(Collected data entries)
* start *
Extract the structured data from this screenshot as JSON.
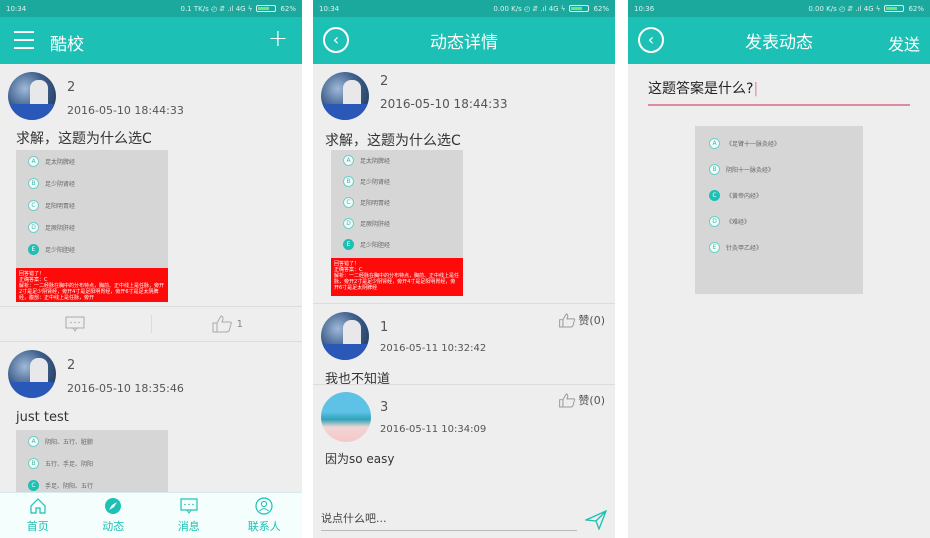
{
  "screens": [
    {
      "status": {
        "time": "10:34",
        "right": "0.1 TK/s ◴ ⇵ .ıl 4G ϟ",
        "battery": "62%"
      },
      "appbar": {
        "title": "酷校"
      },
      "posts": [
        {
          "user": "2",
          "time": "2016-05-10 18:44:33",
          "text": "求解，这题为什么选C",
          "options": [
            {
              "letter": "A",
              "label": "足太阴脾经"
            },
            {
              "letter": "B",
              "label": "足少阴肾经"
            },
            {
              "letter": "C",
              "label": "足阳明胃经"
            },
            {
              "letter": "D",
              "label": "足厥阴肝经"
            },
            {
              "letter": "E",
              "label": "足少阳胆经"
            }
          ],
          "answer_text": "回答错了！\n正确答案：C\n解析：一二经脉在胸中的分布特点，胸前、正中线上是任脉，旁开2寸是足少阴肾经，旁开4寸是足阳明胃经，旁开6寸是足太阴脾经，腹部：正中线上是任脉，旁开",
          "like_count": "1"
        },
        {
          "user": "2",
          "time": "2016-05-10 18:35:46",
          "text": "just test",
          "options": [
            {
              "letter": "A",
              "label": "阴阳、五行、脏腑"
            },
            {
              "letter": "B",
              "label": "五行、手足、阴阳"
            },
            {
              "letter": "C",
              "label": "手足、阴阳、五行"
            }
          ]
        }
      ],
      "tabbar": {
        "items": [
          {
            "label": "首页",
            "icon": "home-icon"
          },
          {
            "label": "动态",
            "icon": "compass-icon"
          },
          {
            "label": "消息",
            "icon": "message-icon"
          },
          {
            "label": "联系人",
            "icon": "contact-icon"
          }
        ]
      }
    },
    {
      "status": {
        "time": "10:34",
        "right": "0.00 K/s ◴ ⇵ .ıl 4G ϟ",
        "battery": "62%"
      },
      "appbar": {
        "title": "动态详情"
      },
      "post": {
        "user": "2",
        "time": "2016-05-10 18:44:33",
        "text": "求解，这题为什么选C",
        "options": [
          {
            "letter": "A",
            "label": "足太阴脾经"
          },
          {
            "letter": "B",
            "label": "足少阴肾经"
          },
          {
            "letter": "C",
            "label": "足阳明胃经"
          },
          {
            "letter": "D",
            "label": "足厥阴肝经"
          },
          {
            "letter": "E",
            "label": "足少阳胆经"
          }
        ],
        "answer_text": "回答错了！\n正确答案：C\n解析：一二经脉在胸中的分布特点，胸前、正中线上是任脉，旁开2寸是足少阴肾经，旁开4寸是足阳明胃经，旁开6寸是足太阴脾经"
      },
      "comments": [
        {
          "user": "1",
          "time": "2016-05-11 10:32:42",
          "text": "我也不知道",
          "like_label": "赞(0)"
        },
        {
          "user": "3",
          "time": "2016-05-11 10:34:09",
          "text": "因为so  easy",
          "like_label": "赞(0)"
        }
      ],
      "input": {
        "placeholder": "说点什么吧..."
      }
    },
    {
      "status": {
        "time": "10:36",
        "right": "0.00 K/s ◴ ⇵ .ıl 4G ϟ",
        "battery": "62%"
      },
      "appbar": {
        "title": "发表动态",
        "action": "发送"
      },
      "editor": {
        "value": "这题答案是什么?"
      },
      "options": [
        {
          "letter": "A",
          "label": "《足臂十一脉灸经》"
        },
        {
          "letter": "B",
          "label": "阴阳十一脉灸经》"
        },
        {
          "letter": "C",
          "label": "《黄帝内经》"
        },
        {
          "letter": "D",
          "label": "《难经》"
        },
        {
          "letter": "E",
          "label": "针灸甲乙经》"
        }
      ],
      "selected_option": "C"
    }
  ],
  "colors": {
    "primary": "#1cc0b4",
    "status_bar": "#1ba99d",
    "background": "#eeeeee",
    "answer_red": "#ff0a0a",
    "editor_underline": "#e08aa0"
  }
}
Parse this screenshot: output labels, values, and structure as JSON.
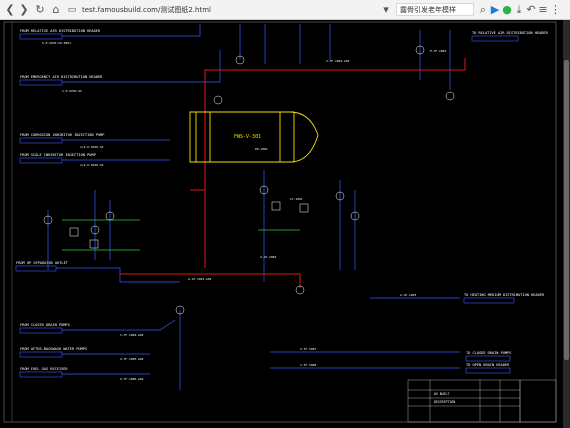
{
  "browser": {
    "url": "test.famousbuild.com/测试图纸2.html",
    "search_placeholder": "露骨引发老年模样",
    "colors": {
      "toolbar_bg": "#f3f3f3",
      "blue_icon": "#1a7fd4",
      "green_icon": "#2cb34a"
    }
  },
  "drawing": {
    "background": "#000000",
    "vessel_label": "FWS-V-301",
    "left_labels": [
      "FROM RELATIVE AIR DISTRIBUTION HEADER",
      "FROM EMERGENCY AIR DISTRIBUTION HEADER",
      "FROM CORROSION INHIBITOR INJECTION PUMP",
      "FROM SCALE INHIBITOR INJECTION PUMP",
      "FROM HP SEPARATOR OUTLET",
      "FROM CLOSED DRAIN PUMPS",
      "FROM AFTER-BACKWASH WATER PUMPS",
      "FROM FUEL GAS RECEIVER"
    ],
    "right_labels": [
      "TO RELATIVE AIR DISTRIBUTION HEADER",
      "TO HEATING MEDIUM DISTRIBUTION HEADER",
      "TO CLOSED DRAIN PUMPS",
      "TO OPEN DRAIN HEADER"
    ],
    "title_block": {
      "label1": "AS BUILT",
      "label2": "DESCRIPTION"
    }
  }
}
* end *
● Work to be completed: Reproduce all entries exactly. Pictures do not belong in the copy.

● Problem solution:
Extract the structured data from this screenshot as JSON.
{
  "screens": [
    {
      "status": {
        "time": "10:34",
        "right": "0.1 TK/s ◴ ⇵ .ıl 4G ϟ",
        "battery": "62%"
      },
      "appbar": {
        "title": "酷校"
      },
      "posts": [
        {
          "user": "2",
          "time": "2016-05-10 18:44:33",
          "text": "求解，这题为什么选C",
          "options": [
            {
              "letter": "A",
              "label": "足太阴脾经"
            },
            {
              "letter": "B",
              "label": "足少阴肾经"
            },
            {
              "letter": "C",
              "label": "足阳明胃经"
            },
            {
              "letter": "D",
              "label": "足厥阴肝经"
            },
            {
              "letter": "E",
              "label": "足少阳胆经"
            }
          ],
          "answer_text": "回答错了！\n正确答案：C\n解析：一二经脉在胸中的分布特点，胸前、正中线上是任脉，旁开2寸是足少阴肾经，旁开4寸是足阳明胃经，旁开6寸是足太阴脾经，腹部：正中线上是任脉，旁开",
          "like_count": "1"
        },
        {
          "user": "2",
          "time": "2016-05-10 18:35:46",
          "text": "just test",
          "options": [
            {
              "letter": "A",
              "label": "阴阳、五行、脏腑"
            },
            {
              "letter": "B",
              "label": "五行、手足、阴阳"
            },
            {
              "letter": "C",
              "label": "手足、阴阳、五行"
            }
          ]
        }
      ],
      "tabbar": {
        "items": [
          {
            "label": "首页",
            "icon": "home-icon"
          },
          {
            "label": "动态",
            "icon": "compass-icon"
          },
          {
            "label": "消息",
            "icon": "message-icon"
          },
          {
            "label": "联系人",
            "icon": "contact-icon"
          }
        ]
      }
    },
    {
      "status": {
        "time": "10:34",
        "right": "0.00 K/s ◴ ⇵ .ıl 4G ϟ",
        "battery": "62%"
      },
      "appbar": {
        "title": "动态详情"
      },
      "post": {
        "user": "2",
        "time": "2016-05-10 18:44:33",
        "text": "求解，这题为什么选C",
        "options": [
          {
            "letter": "A",
            "label": "足太阴脾经"
          },
          {
            "letter": "B",
            "label": "足少阴肾经"
          },
          {
            "letter": "C",
            "label": "足阳明胃经"
          },
          {
            "letter": "D",
            "label": "足厥阴肝经"
          },
          {
            "letter": "E",
            "label": "足少阳胆经"
          }
        ],
        "answer_text": "回答错了！\n正确答案：C\n解析：一二经脉在胸中的分布特点，胸前、正中线上是任脉，旁开2寸是足少阴肾经，旁开4寸是足阳明胃经，旁开6寸是足太阴脾经"
      },
      "comments": [
        {
          "user": "1",
          "time": "2016-05-11 10:32:42",
          "text": "我也不知道",
          "like_label": "赞(0)"
        },
        {
          "user": "3",
          "time": "2016-05-11 10:34:09",
          "text": "因为so  easy",
          "like_label": "赞(0)"
        }
      ],
      "input": {
        "placeholder": "说点什么吧..."
      }
    },
    {
      "status": {
        "time": "10:36",
        "right": "0.00 K/s ◴ ⇵ .ıl 4G ϟ",
        "battery": "62%"
      },
      "appbar": {
        "title": "发表动态",
        "action": "发送"
      },
      "editor": {
        "value": "这题答案是什么?"
      },
      "options": [
        {
          "letter": "A",
          "label": "《足臂十一脉灸经》"
        },
        {
          "letter": "B",
          "label": "阴阳十一脉灸经》"
        },
        {
          "letter": "C",
          "label": "《黄帝内经》"
        },
        {
          "letter": "D",
          "label": "《难经》"
        },
        {
          "letter": "E",
          "label": "针灸甲乙经》"
        }
      ],
      "selected_option": "C"
    }
  ],
  "colors": {
    "primary": "#1cc0b4",
    "status_bar": "#1ba99d",
    "background": "#eeeeee",
    "answer_red": "#ff0a0a",
    "editor_underline": "#e08aa0"
  }
}
Parse this screenshot: output labels, values, and structure as JSON.
{
  "browser": {
    "url": "test.famousbuild.com/测试图纸2.html",
    "search_placeholder": "露骨引发老年模样",
    "colors": {
      "toolbar_bg": "#f3f3f3",
      "blue_icon": "#1a7fd4",
      "green_icon": "#2cb34a"
    }
  },
  "drawing": {
    "background": "#000000",
    "vessel_label": "FWS-V-301",
    "left_labels": [
      "FROM RELATIVE AIR DISTRIBUTION HEADER",
      "FROM EMERGENCY AIR DISTRIBUTION HEADER",
      "FROM CORROSION INHIBITOR INJECTION PUMP",
      "FROM SCALE INHIBITOR INJECTION PUMP",
      "FROM HP SEPARATOR OUTLET",
      "FROM CLOSED DRAIN PUMPS",
      "FROM AFTER-BACKWASH WATER PUMPS",
      "FROM FUEL GAS RECEIVER"
    ],
    "right_labels": [
      "TO RELATIVE AIR DISTRIBUTION HEADER",
      "TO HEATING MEDIUM DISTRIBUTION HEADER",
      "TO CLOSED DRAIN PUMPS",
      "TO OPEN DRAIN HEADER"
    ],
    "title_block": {
      "label1": "AS BUILT",
      "label2": "DESCRIPTION"
    }
  }
}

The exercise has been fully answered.